The records that follow must be repeated verbatim, every one of them.

::::::::

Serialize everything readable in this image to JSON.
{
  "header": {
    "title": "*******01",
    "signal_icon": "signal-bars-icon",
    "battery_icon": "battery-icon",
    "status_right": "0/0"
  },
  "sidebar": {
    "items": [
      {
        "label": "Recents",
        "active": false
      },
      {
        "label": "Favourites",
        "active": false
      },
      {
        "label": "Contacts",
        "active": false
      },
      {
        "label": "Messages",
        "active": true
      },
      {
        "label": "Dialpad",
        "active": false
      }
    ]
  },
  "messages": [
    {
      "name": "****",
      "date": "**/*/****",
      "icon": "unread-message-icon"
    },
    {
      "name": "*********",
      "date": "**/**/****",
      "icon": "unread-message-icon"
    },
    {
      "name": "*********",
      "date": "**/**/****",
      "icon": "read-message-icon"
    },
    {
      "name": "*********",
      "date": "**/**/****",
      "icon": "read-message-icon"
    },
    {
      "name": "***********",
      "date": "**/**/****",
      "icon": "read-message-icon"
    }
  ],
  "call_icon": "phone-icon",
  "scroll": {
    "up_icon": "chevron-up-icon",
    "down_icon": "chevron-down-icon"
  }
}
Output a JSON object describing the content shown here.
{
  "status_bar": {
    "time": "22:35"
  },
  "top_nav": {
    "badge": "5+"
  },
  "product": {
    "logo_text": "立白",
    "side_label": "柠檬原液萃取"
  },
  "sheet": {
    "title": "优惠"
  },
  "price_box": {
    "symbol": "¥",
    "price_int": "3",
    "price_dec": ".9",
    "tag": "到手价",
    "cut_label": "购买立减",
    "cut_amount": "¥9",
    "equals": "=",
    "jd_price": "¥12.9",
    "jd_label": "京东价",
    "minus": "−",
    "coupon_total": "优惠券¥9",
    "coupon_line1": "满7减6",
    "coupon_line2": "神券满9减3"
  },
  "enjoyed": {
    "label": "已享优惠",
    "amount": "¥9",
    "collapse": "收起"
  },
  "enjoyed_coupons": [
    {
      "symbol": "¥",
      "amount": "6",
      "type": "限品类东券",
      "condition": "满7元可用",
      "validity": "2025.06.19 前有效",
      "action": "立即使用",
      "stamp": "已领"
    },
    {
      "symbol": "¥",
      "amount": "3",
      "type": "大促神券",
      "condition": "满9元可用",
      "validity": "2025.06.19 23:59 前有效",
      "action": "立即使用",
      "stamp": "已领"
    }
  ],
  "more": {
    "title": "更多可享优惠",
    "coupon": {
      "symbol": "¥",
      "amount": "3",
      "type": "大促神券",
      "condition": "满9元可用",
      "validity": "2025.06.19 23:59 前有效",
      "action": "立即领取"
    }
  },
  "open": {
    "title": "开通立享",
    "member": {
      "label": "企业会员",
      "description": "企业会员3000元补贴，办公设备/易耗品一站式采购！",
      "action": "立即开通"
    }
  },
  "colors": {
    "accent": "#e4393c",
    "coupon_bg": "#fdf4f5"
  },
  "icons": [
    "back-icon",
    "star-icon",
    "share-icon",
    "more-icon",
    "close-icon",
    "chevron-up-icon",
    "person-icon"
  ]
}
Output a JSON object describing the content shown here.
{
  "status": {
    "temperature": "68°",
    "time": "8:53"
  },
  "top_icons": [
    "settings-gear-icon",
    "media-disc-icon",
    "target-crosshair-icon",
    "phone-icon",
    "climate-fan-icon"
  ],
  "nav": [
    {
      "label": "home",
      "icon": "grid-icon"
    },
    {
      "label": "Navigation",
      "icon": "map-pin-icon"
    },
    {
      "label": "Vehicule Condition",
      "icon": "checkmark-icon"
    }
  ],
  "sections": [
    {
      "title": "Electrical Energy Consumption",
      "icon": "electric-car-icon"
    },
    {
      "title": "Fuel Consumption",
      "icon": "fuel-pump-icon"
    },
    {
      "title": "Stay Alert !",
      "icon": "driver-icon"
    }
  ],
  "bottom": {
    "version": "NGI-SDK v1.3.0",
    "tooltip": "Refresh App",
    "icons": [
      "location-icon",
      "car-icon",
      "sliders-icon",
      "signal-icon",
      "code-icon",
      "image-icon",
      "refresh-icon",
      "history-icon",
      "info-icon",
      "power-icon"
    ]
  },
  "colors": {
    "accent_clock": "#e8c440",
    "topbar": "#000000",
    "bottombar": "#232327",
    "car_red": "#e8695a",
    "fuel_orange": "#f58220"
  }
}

::::::::

WORKED SOLUTION:
Serialize everything readable in this image to JSON.
{
  "header": {
    "title": "*******01",
    "signal_icon": "signal-bars-icon",
    "battery_icon": "battery-icon",
    "status_right": "0/0"
  },
  "sidebar": {
    "items": [
      {
        "label": "Recents",
        "active": false
      },
      {
        "label": "Favourites",
        "active": false
      },
      {
        "label": "Contacts",
        "active": false
      },
      {
        "label": "Messages",
        "active": true
      },
      {
        "label": "Dialpad",
        "active": false
      }
    ]
  },
  "messages": [
    {
      "name": "****",
      "date": "**/*/****",
      "icon": "unread-message-icon"
    },
    {
      "name": "*********",
      "date": "**/**/****",
      "icon": "unread-message-icon"
    },
    {
      "name": "*********",
      "date": "**/**/****",
      "icon": "read-message-icon"
    },
    {
      "name": "*********",
      "date": "**/**/****",
      "icon": "read-message-icon"
    },
    {
      "name": "***********",
      "date": "**/**/****",
      "icon": "read-message-icon"
    }
  ],
  "call_icon": "phone-icon",
  "scroll": {
    "up_icon": "chevron-up-icon",
    "down_icon": "chevron-down-icon"
  }
}
Output a JSON object describing the content shown here.
{
  "status_bar": {
    "time": "22:35"
  },
  "top_nav": {
    "badge": "5+"
  },
  "product": {
    "logo_text": "立白",
    "side_label": "柠檬原液萃取"
  },
  "sheet": {
    "title": "优惠"
  },
  "price_box": {
    "symbol": "¥",
    "price_int": "3",
    "price_dec": ".9",
    "tag": "到手价",
    "cut_label": "购买立减",
    "cut_amount": "¥9",
    "equals": "=",
    "jd_price": "¥12.9",
    "jd_label": "京东价",
    "minus": "−",
    "coupon_total": "优惠券¥9",
    "coupon_line1": "满7减6",
    "coupon_line2": "神券满9减3"
  },
  "enjoyed": {
    "label": "已享优惠",
    "amount": "¥9",
    "collapse": "收起"
  },
  "enjoyed_coupons": [
    {
      "symbol": "¥",
      "amount": "6",
      "type": "限品类东券",
      "condition": "满7元可用",
      "validity": "2025.06.19 前有效",
      "action": "立即使用",
      "stamp": "已领"
    },
    {
      "symbol": "¥",
      "amount": "3",
      "type": "大促神券",
      "condition": "满9元可用",
      "validity": "2025.06.19 23:59 前有效",
      "action": "立即使用",
      "stamp": "已领"
    }
  ],
  "more": {
    "title": "更多可享优惠",
    "coupon": {
      "symbol": "¥",
      "amount": "3",
      "type": "大促神券",
      "condition": "满9元可用",
      "validity": "2025.06.19 23:59 前有效",
      "action": "立即领取"
    }
  },
  "open": {
    "title": "开通立享",
    "member": {
      "label": "企业会员",
      "description": "企业会员3000元补贴，办公设备/易耗品一站式采购！",
      "action": "立即开通"
    }
  },
  "colors": {
    "accent": "#e4393c",
    "coupon_bg": "#fdf4f5"
  },
  "icons": [
    "back-icon",
    "star-icon",
    "share-icon",
    "more-icon",
    "close-icon",
    "chevron-up-icon",
    "person-icon"
  ]
}
Output a JSON object describing the content shown here.
{
  "status": {
    "temperature": "68°",
    "time": "8:53"
  },
  "top_icons": [
    "settings-gear-icon",
    "media-disc-icon",
    "target-crosshair-icon",
    "phone-icon",
    "climate-fan-icon"
  ],
  "nav": [
    {
      "label": "home",
      "icon": "grid-icon"
    },
    {
      "label": "Navigation",
      "icon": "map-pin-icon"
    },
    {
      "label": "Vehicule Condition",
      "icon": "checkmark-icon"
    }
  ],
  "sections": [
    {
      "title": "Electrical Energy Consumption",
      "icon": "electric-car-icon"
    },
    {
      "title": "Fuel Consumption",
      "icon": "fuel-pump-icon"
    },
    {
      "title": "Stay Alert !",
      "icon": "driver-icon"
    }
  ],
  "bottom": {
    "version": "NGI-SDK v1.3.0",
    "tooltip": "Refresh App",
    "icons": [
      "location-icon",
      "car-icon",
      "sliders-icon",
      "signal-icon",
      "code-icon",
      "image-icon",
      "refresh-icon",
      "history-icon",
      "info-icon",
      "power-icon"
    ]
  },
  "colors": {
    "accent_clock": "#e8c440",
    "topbar": "#000000",
    "bottombar": "#232327",
    "car_red": "#e8695a",
    "fuel_orange": "#f58220"
  }
}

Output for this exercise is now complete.